#### [EXERCISE INSTRUCTIONS]
Work out how many lines hold the string "contributors". The answer is a single number, nothing more.

(Data entries)
┄┄┄┄┄┄┄┄┄┄

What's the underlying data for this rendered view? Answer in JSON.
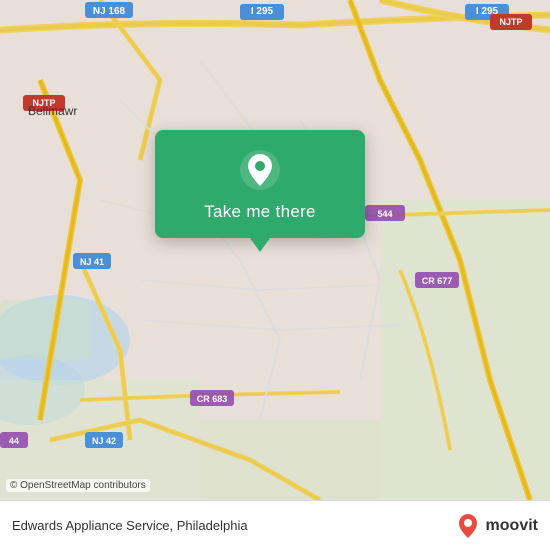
{
  "map": {
    "background_color": "#e8e0d8",
    "attribution": "© OpenStreetMap contributors"
  },
  "popup": {
    "button_label": "Take me there",
    "background_color": "#2eaa6c"
  },
  "bottom_bar": {
    "location_text": "Edwards Appliance Service, Philadelphia",
    "copyright_text": "© OpenStreetMap contributors",
    "brand": "moovit"
  }
}
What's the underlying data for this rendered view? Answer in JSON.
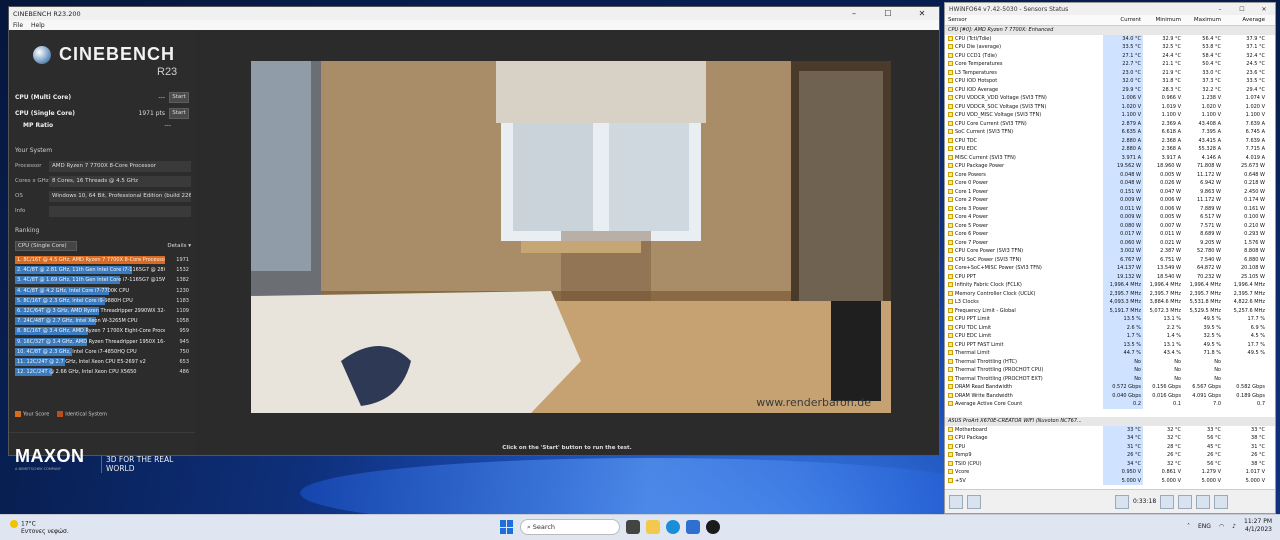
{
  "cinebench": {
    "title": "CINEBENCH R23.200",
    "menu": [
      "File",
      "Help"
    ],
    "logo_main": "CINEBENCH",
    "logo_sub": "R23",
    "tests": [
      {
        "label": "CPU (Multi Core)",
        "value": "---",
        "button": "Start"
      },
      {
        "label": "CPU (Single Core)",
        "value": "1971 pts",
        "button": "Start"
      },
      {
        "label": "MP Ratio",
        "value": "---"
      }
    ],
    "system_title": "Your System",
    "system": [
      {
        "k": "Processor",
        "v": "AMD Ryzen 7 7700X 8-Core Processor"
      },
      {
        "k": "Cores x GHz",
        "v": "8 Cores, 16 Threads @ 4.5 GHz"
      },
      {
        "k": "OS",
        "v": "Windows 10, 64 Bit, Professional Edition (build 22621)"
      },
      {
        "k": "Info",
        "v": ""
      }
    ],
    "ranking_title": "Ranking",
    "ranking_select": "CPU (Single Core)",
    "details": "Details",
    "ranking": [
      {
        "t": "1. 8C/16T @ 4.5 GHz, AMD Ryzen 7 7700X 8-Core Processor",
        "s": "1971",
        "p": 1.0,
        "own": true
      },
      {
        "t": "2. 4C/8T @ 2.81 GHz, 11th Gen Intel Core i7-1165G7 @ 28W",
        "s": "1532",
        "p": 0.777
      },
      {
        "t": "3. 4C/8T @ 1.69 GHz, 11th Gen Intel Core i7-1165G7 @15W",
        "s": "1382",
        "p": 0.701
      },
      {
        "t": "4. 4C/8T @ 4.2 GHz, Intel Core i7-7700K CPU",
        "s": "1230",
        "p": 0.624
      },
      {
        "t": "5. 8C/16T @ 2.3 GHz, Intel Core i9-9880H CPU",
        "s": "1183",
        "p": 0.6
      },
      {
        "t": "6. 32C/64T @ 3 GHz, AMD Ryzen Threadripper 2990WX 32-Core Processor",
        "s": "1109",
        "p": 0.563
      },
      {
        "t": "7. 24C/48T @ 2.7 GHz, Intel Xeon W-3265M CPU",
        "s": "1058",
        "p": 0.537
      },
      {
        "t": "8. 8C/16T @ 3.4 GHz, AMD Ryzen 7 1700X Eight-Core Processor",
        "s": "959",
        "p": 0.487
      },
      {
        "t": "9. 16C/32T @ 3.4 GHz, AMD Ryzen Threadripper 1950X 16-Core Processor",
        "s": "945",
        "p": 0.479
      },
      {
        "t": "10. 4C/8T @ 2.3 GHz, Intel Core i7-4850HQ CPU",
        "s": "750",
        "p": 0.381
      },
      {
        "t": "11. 12C/24T @ 2.7 GHz, Intel Xeon CPU E5-2697 v2",
        "s": "653",
        "p": 0.331
      },
      {
        "t": "12. 12C/24T @ 2.66 GHz, Intel Xeon CPU X5650",
        "s": "486",
        "p": 0.247
      }
    ],
    "legend": [
      "Your Score",
      "Identical System"
    ],
    "maxon": "MAXON",
    "maxon_sub": "A NEMETSCHEK COMPANY",
    "tagline": "3D FOR THE REAL WORLD",
    "status": "Click on the 'Start' button to run the test.",
    "watermark": "www.renderbaron.de"
  },
  "hwinfo": {
    "title": "HWiNFO64 v7.42-5030 - Sensors Status",
    "columns": [
      "Sensor",
      "Current",
      "Minimum",
      "Maximum",
      "Average"
    ],
    "rows": [
      [
        "CPU [#0]: AMD Ryzen 7 7700X: Enhanced",
        "",
        "",
        "",
        "",
        "g"
      ],
      [
        "CPU (Tctl/Tdie)",
        "34.0 °C",
        "32.9 °C",
        "56.4 °C",
        "37.9 °C"
      ],
      [
        "CPU Die (average)",
        "33.5 °C",
        "32.5 °C",
        "53.8 °C",
        "37.1 °C"
      ],
      [
        "CPU CCD1 (Tdie)",
        "27.1 °C",
        "24.4 °C",
        "58.4 °C",
        "32.4 °C"
      ],
      [
        "Core Temperatures",
        "22.7 °C",
        "21.1 °C",
        "50.4 °C",
        "24.5 °C"
      ],
      [
        "L3 Temperatures",
        "23.0 °C",
        "21.9 °C",
        "33.0 °C",
        "23.6 °C"
      ],
      [
        "CPU IOD Hotspot",
        "32.0 °C",
        "31.8 °C",
        "37.3 °C",
        "33.5 °C"
      ],
      [
        "CPU IOD Average",
        "29.9 °C",
        "28.3 °C",
        "32.2 °C",
        "29.4 °C"
      ],
      [
        "CPU VDDCR_VDD Voltage (SVI3 TFN)",
        "1.006 V",
        "0.966 V",
        "1.238 V",
        "1.074 V"
      ],
      [
        "CPU VDDCR_SOC Voltage (SVI3 TFN)",
        "1.020 V",
        "1.019 V",
        "1.020 V",
        "1.020 V"
      ],
      [
        "CPU VDD_MISC Voltage (SVI3 TFN)",
        "1.100 V",
        "1.100 V",
        "1.100 V",
        "1.100 V"
      ],
      [
        "CPU Core Current (SVI3 TFN)",
        "2.879 A",
        "2.369 A",
        "43.408 A",
        "7.639 A"
      ],
      [
        "SoC Current (SVI3 TFN)",
        "6.635 A",
        "6.618 A",
        "7.395 A",
        "6.745 A"
      ],
      [
        "CPU TDC",
        "2.880 A",
        "2.368 A",
        "43.415 A",
        "7.639 A"
      ],
      [
        "CPU EDC",
        "2.880 A",
        "2.368 A",
        "55.328 A",
        "7.715 A"
      ],
      [
        "MISC Current (SVI3 TFN)",
        "3.971 A",
        "3.917 A",
        "4.146 A",
        "4.019 A"
      ],
      [
        "CPU Package Power",
        "19.562 W",
        "18.960 W",
        "71.808 W",
        "25.673 W"
      ],
      [
        "Core Powers",
        "0.048 W",
        "0.005 W",
        "11.172 W",
        "0.648 W"
      ],
      [
        "Core 0 Power",
        "0.048 W",
        "0.026 W",
        "6.942 W",
        "0.218 W"
      ],
      [
        "Core 1 Power",
        "0.151 W",
        "0.047 W",
        "9.863 W",
        "2.450 W"
      ],
      [
        "Core 2 Power",
        "0.009 W",
        "0.006 W",
        "11.172 W",
        "0.174 W"
      ],
      [
        "Core 3 Power",
        "0.011 W",
        "0.006 W",
        "7.889 W",
        "0.161 W"
      ],
      [
        "Core 4 Power",
        "0.009 W",
        "0.005 W",
        "6.517 W",
        "0.100 W"
      ],
      [
        "Core 5 Power",
        "0.080 W",
        "0.007 W",
        "7.571 W",
        "0.210 W"
      ],
      [
        "Core 6 Power",
        "0.017 W",
        "0.011 W",
        "8.689 W",
        "0.293 W"
      ],
      [
        "Core 7 Power",
        "0.060 W",
        "0.021 W",
        "9.205 W",
        "1.576 W"
      ],
      [
        "CPU Core Power (SVI3 TFN)",
        "3.002 W",
        "2.387 W",
        "52.780 W",
        "8.808 W"
      ],
      [
        "CPU SoC Power (SVI3 TFN)",
        "6.767 W",
        "6.751 W",
        "7.540 W",
        "6.880 W"
      ],
      [
        "Core+SoC+MISC Power (SVI3 TFN)",
        "14.137 W",
        "13.549 W",
        "64.872 W",
        "20.108 W"
      ],
      [
        "CPU PPT",
        "19.132 W",
        "18.540 W",
        "70.232 W",
        "25.105 W"
      ],
      [
        "Infinity Fabric Clock (FCLK)",
        "1,996.4 MHz",
        "1,996.4 MHz",
        "1,996.4 MHz",
        "1,996.4 MHz"
      ],
      [
        "Memory Controller Clock (UCLK)",
        "2,395.7 MHz",
        "2,395.7 MHz",
        "2,395.7 MHz",
        "2,395.7 MHz"
      ],
      [
        "L3 Clocks",
        "4,093.3 MHz",
        "3,884.6 MHz",
        "5,531.8 MHz",
        "4,822.6 MHz"
      ],
      [
        "Frequency Limit - Global",
        "5,191.7 MHz",
        "5,072.3 MHz",
        "5,529.5 MHz",
        "5,257.6 MHz"
      ],
      [
        "CPU PPT Limit",
        "13.5 %",
        "13.1 %",
        "49.5 %",
        "17.7 %"
      ],
      [
        "CPU TDC Limit",
        "2.6 %",
        "2.2 %",
        "39.5 %",
        "6.9 %"
      ],
      [
        "CPU EDC Limit",
        "1.7 %",
        "1.4 %",
        "32.5 %",
        "4.5 %"
      ],
      [
        "CPU PPT FAST Limit",
        "13.5 %",
        "13.1 %",
        "49.5 %",
        "17.7 %"
      ],
      [
        "Thermal Limit",
        "44.7 %",
        "43.4 %",
        "71.8 %",
        "49.5 %"
      ],
      [
        "Thermal Throttling (HTC)",
        "No",
        "No",
        "No",
        ""
      ],
      [
        "Thermal Throttling (PROCHOT CPU)",
        "No",
        "No",
        "No",
        ""
      ],
      [
        "Thermal Throttling (PROCHOT EXT)",
        "No",
        "No",
        "No",
        ""
      ],
      [
        "DRAM Read Bandwidth",
        "0.572 Gbps",
        "0.156 Gbps",
        "6.567 Gbps",
        "0.582 Gbps"
      ],
      [
        "DRAM Write Bandwidth",
        "0.040 Gbps",
        "0.016 Gbps",
        "4.091 Gbps",
        "0.189 Gbps"
      ],
      [
        "Average Active Core Count",
        "0.2",
        "0.1",
        "7.0",
        "0.7"
      ],
      [
        "",
        "",
        "",
        "",
        "",
        ""
      ],
      [
        "ASUS ProArt X670E-CREATOR WIFI (Nuvoton NCT67...",
        "",
        "",
        "",
        "",
        "g"
      ],
      [
        "Motherboard",
        "33 °C",
        "32 °C",
        "33 °C",
        "33 °C"
      ],
      [
        "CPU Package",
        "34 °C",
        "32 °C",
        "56 °C",
        "38 °C"
      ],
      [
        "CPU",
        "31 °C",
        "28 °C",
        "45 °C",
        "31 °C"
      ],
      [
        "Temp9",
        "26 °C",
        "26 °C",
        "26 °C",
        "26 °C"
      ],
      [
        "TSI0 (CPU)",
        "34 °C",
        "32 °C",
        "56 °C",
        "38 °C"
      ],
      [
        "Vcore",
        "0.950 V",
        "0.861 V",
        "1.279 V",
        "1.017 V"
      ],
      [
        "+5V",
        "5.000 V",
        "5.000 V",
        "5.000 V",
        "5.000 V"
      ]
    ],
    "timer": "0:33:18"
  },
  "taskbar": {
    "weather_temp": "17°C",
    "weather_desc": "Εντονες νεφώσ.",
    "search": "Search",
    "lang": "ENG",
    "time": "11:27 PM",
    "date": "4/1/2023"
  }
}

┄┄┄┄┄┄┄┄┄┄

#### [CORRECT ANSWER]
2